### Records to use
>> BEGIN
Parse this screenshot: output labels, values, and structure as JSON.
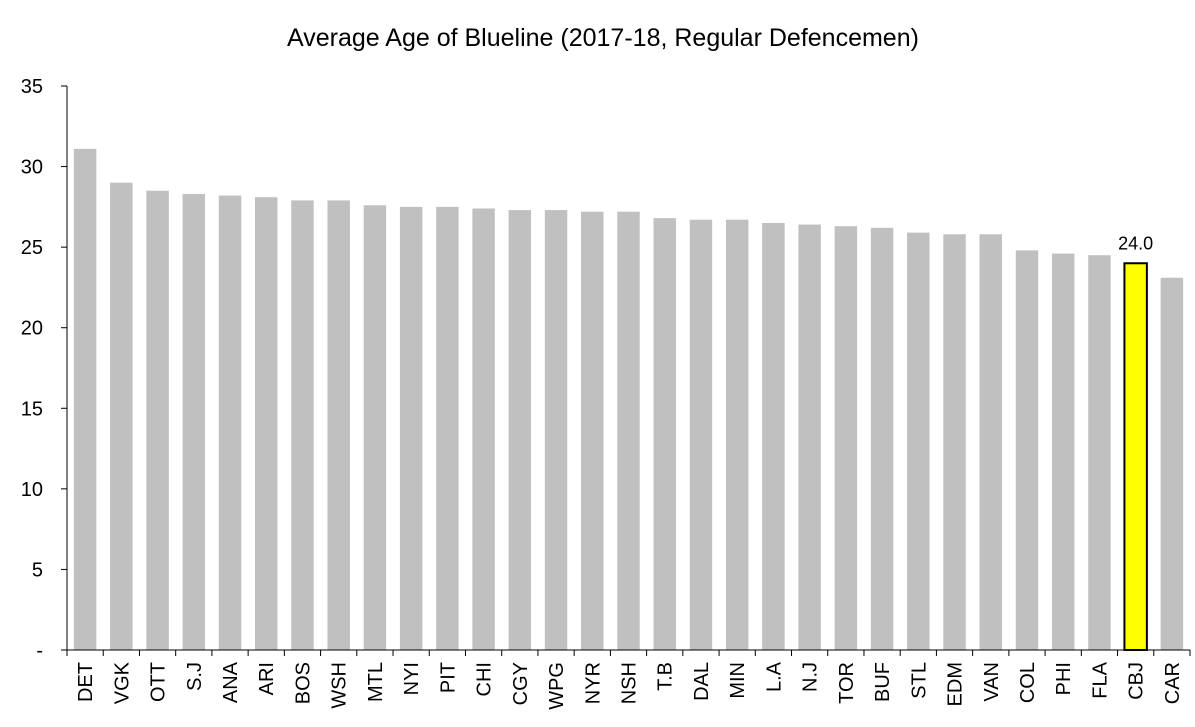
{
  "chart_data": {
    "type": "bar",
    "title": "Average Age of Blueline (2017-18, Regular Defencemen)",
    "xlabel": "",
    "ylabel": "",
    "ylim": [
      0,
      35
    ],
    "y_ticks": [
      {
        "value": 0,
        "label": "-"
      },
      {
        "value": 5,
        "label": "5"
      },
      {
        "value": 10,
        "label": "10"
      },
      {
        "value": 15,
        "label": "15"
      },
      {
        "value": 20,
        "label": "20"
      },
      {
        "value": 25,
        "label": "25"
      },
      {
        "value": 30,
        "label": "30"
      },
      {
        "value": 35,
        "label": "35"
      }
    ],
    "grid": false,
    "legend": "none",
    "categories": [
      "DET",
      "VGK",
      "OTT",
      "S.J",
      "ANA",
      "ARI",
      "BOS",
      "WSH",
      "MTL",
      "NYI",
      "PIT",
      "CHI",
      "CGY",
      "WPG",
      "NYR",
      "NSH",
      "T.B",
      "DAL",
      "MIN",
      "L.A",
      "N.J",
      "TOR",
      "BUF",
      "STL",
      "EDM",
      "VAN",
      "COL",
      "PHI",
      "FLA",
      "CBJ",
      "CAR"
    ],
    "values": [
      31.1,
      29.0,
      28.5,
      28.3,
      28.2,
      28.1,
      27.9,
      27.9,
      27.6,
      27.5,
      27.5,
      27.4,
      27.3,
      27.3,
      27.2,
      27.2,
      26.8,
      26.7,
      26.7,
      26.5,
      26.4,
      26.3,
      26.2,
      25.9,
      25.8,
      25.8,
      24.8,
      24.6,
      24.5,
      24.0,
      23.1
    ],
    "highlight": {
      "category": "CBJ",
      "label": "24.0"
    },
    "colors": {
      "bar": "#c0c0c0",
      "highlight": "#ffff00",
      "highlight_border": "#000000"
    }
  }
}
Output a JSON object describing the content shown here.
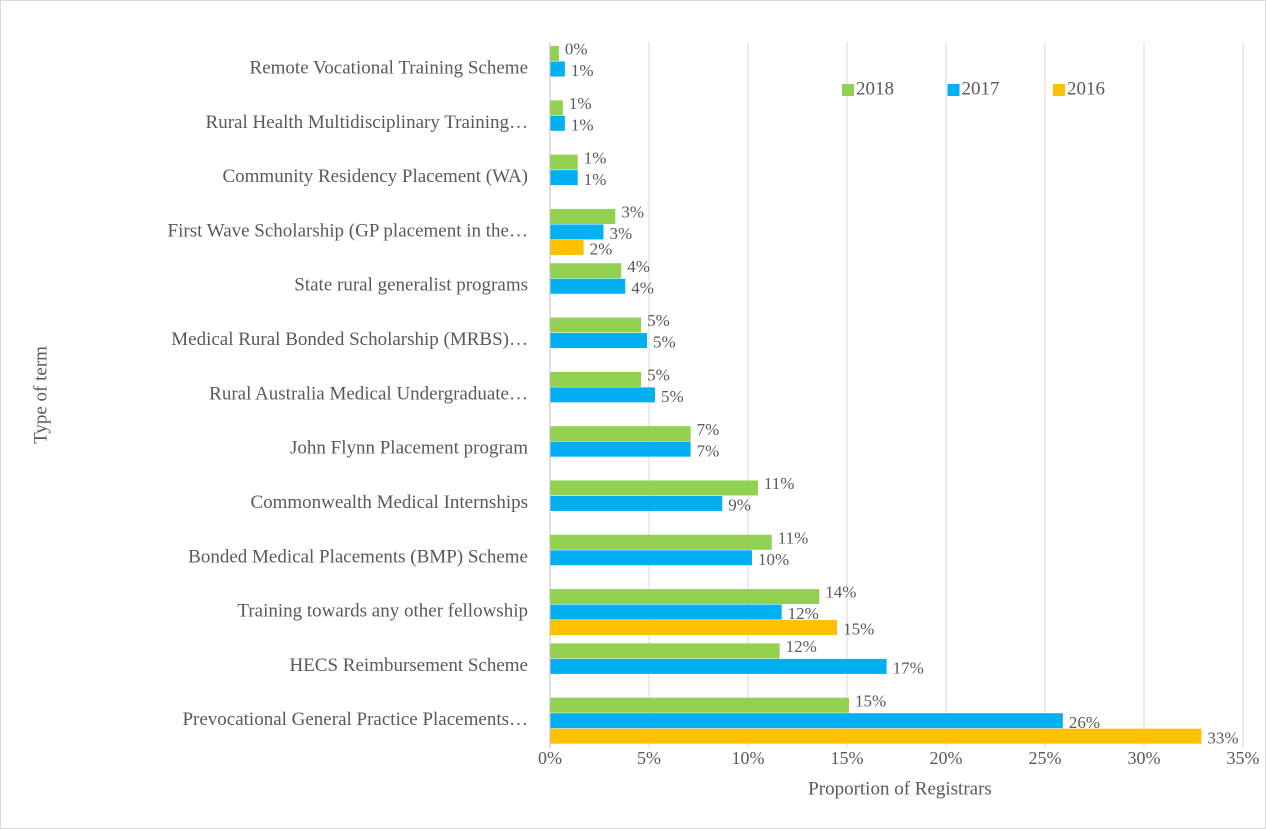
{
  "chart_data": {
    "type": "barh",
    "x_label": "Proportion of Registrars",
    "y_label": "Type of term",
    "categories": [
      "Remote Vocational Training Scheme",
      "Rural Health Multidisciplinary Training…",
      "Community Residency Placement (WA)",
      "First Wave Scholarship (GP placement in the…",
      "State rural generalist programs",
      "Medical Rural Bonded Scholarship (MRBS)…",
      "Rural Australia Medical Undergraduate…",
      "John Flynn Placement program",
      "Commonwealth Medical Internships",
      "Bonded Medical Placements (BMP) Scheme",
      "Training towards any other fellowship",
      "HECS Reimbursement Scheme",
      "Prevocational General Practice Placements…"
    ],
    "series": [
      {
        "name": "2018",
        "color": "#92d050",
        "values": [
          0.45,
          0.65,
          1.4,
          3.3,
          3.6,
          4.6,
          4.6,
          7.1,
          10.5,
          11.2,
          13.6,
          11.6,
          15.1
        ],
        "value_labels": [
          "0%",
          "1%",
          "1%",
          "3%",
          "4%",
          "5%",
          "5%",
          "7%",
          "11%",
          "11%",
          "14%",
          "12%",
          "15%"
        ]
      },
      {
        "name": "2017",
        "color": "#00b0f0",
        "values": [
          0.75,
          0.75,
          1.4,
          2.7,
          3.8,
          4.9,
          5.3,
          7.1,
          8.7,
          10.2,
          11.7,
          17.0,
          25.9
        ],
        "value_labels": [
          "1%",
          "1%",
          "1%",
          "3%",
          "4%",
          "5%",
          "5%",
          "7%",
          "9%",
          "10%",
          "12%",
          "17%",
          "26%"
        ]
      },
      {
        "name": "2016",
        "color": "#ffc000",
        "values": [
          null,
          null,
          null,
          1.7,
          null,
          null,
          null,
          null,
          null,
          null,
          14.5,
          null,
          32.9
        ],
        "value_labels": [
          null,
          null,
          null,
          "2%",
          null,
          null,
          null,
          null,
          null,
          null,
          "15%",
          null,
          "33%"
        ]
      }
    ],
    "xlim": [
      0,
      35
    ],
    "xticks": [
      {
        "value": 0,
        "label": "0%"
      },
      {
        "value": 5,
        "label": "5%"
      },
      {
        "value": 10,
        "label": "10%"
      },
      {
        "value": 15,
        "label": "15%"
      },
      {
        "value": 20,
        "label": "20%"
      },
      {
        "value": 25,
        "label": "25%"
      },
      {
        "value": 30,
        "label": "30%"
      },
      {
        "value": 35,
        "label": "35%"
      }
    ],
    "grid": true,
    "legend": "top-right"
  }
}
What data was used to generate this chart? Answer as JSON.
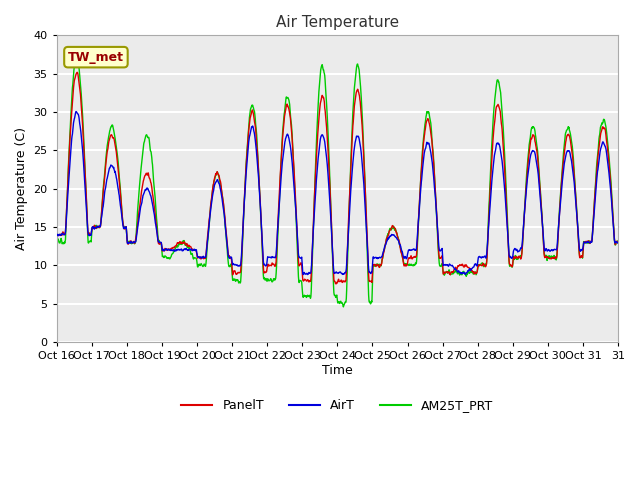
>> END
Reproduce the entries above word for word. Pictures stay out.

Parse this screenshot: output labels, values, and structure as JSON.
{
  "chart_data": {
    "type": "bar",
    "title": "Average Age of Blueline (2017-18, Regular Defencemen)",
    "xlabel": "",
    "ylabel": "",
    "ylim": [
      0,
      35
    ],
    "y_ticks": [
      {
        "value": 0,
        "label": "-"
      },
      {
        "value": 5,
        "label": "5"
      },
      {
        "value": 10,
        "label": "10"
      },
      {
        "value": 15,
        "label": "15"
      },
      {
        "value": 20,
        "label": "20"
      },
      {
        "value": 25,
        "label": "25"
      },
      {
        "value": 30,
        "label": "30"
      },
      {
        "value": 35,
        "label": "35"
      }
    ],
    "grid": false,
    "legend": "none",
    "categories": [
      "DET",
      "VGK",
      "OTT",
      "S.J",
      "ANA",
      "ARI",
      "BOS",
      "WSH",
      "MTL",
      "NYI",
      "PIT",
      "CHI",
      "CGY",
      "WPG",
      "NYR",
      "NSH",
      "T.B",
      "DAL",
      "MIN",
      "L.A",
      "N.J",
      "TOR",
      "BUF",
      "STL",
      "EDM",
      "VAN",
      "COL",
      "PHI",
      "FLA",
      "CBJ",
      "CAR"
    ],
    "values": [
      31.1,
      29.0,
      28.5,
      28.3,
      28.2,
      28.1,
      27.9,
      27.9,
      27.6,
      27.5,
      27.5,
      27.4,
      27.3,
      27.3,
      27.2,
      27.2,
      26.8,
      26.7,
      26.7,
      26.5,
      26.4,
      26.3,
      26.2,
      25.9,
      25.8,
      25.8,
      24.8,
      24.6,
      24.5,
      24.0,
      23.1
    ],
    "highlight": {
      "category": "CBJ",
      "label": "24.0"
    },
    "colors": {
      "bar": "#c0c0c0",
      "highlight": "#ffff00",
      "highlight_border": "#000000"
    }
  }
}
Output a JSON object describing the content shown here.
{
  "chart_data": {
    "type": "barh",
    "x_label": "Proportion of Registrars",
    "y_label": "Type of term",
    "categories": [
      "Remote Vocational Training Scheme",
      "Rural Health Multidisciplinary Training…",
      "Community Residency Placement (WA)",
      "First Wave Scholarship (GP placement in the…",
      "State rural generalist programs",
      "Medical Rural Bonded Scholarship (MRBS)…",
      "Rural Australia Medical Undergraduate…",
      "John Flynn Placement program",
      "Commonwealth Medical Internships",
      "Bonded Medical Placements (BMP) Scheme",
      "Training towards any other fellowship",
      "HECS Reimbursement Scheme",
      "Prevocational General Practice Placements…"
    ],
    "series": [
      {
        "name": "2018",
        "color": "#92d050",
        "values": [
          0.45,
          0.65,
          1.4,
          3.3,
          3.6,
          4.6,
          4.6,
          7.1,
          10.5,
          11.2,
          13.6,
          11.6,
          15.1
        ],
        "value_labels": [
          "0%",
          "1%",
          "1%",
          "3%",
          "4%",
          "5%",
          "5%",
          "7%",
          "11%",
          "11%",
          "14%",
          "12%",
          "15%"
        ]
      },
      {
        "name": "2017",
        "color": "#00b0f0",
        "values": [
          0.75,
          0.75,
          1.4,
          2.7,
          3.8,
          4.9,
          5.3,
          7.1,
          8.7,
          10.2,
          11.7,
          17.0,
          25.9
        ],
        "value_labels": [
          "1%",
          "1%",
          "1%",
          "3%",
          "4%",
          "5%",
          "5%",
          "7%",
          "9%",
          "10%",
          "12%",
          "17%",
          "26%"
        ]
      },
      {
        "name": "2016",
        "color": "#ffc000",
        "values": [
          null,
          null,
          null,
          1.7,
          null,
          null,
          null,
          null,
          null,
          null,
          14.5,
          null,
          32.9
        ],
        "value_labels": [
          null,
          null,
          null,
          "2%",
          null,
          null,
          null,
          null,
          null,
          null,
          "15%",
          null,
          "33%"
        ]
      }
    ],
    "xlim": [
      0,
      35
    ],
    "xticks": [
      {
        "value": 0,
        "label": "0%"
      },
      {
        "value": 5,
        "label": "5%"
      },
      {
        "value": 10,
        "label": "10%"
      },
      {
        "value": 15,
        "label": "15%"
      },
      {
        "value": 20,
        "label": "20%"
      },
      {
        "value": 25,
        "label": "25%"
      },
      {
        "value": 30,
        "label": "30%"
      },
      {
        "value": 35,
        "label": "35%"
      }
    ],
    "grid": true,
    "legend": "top-right"
  }
}
What data was used to generate this chart? Answer as JSON.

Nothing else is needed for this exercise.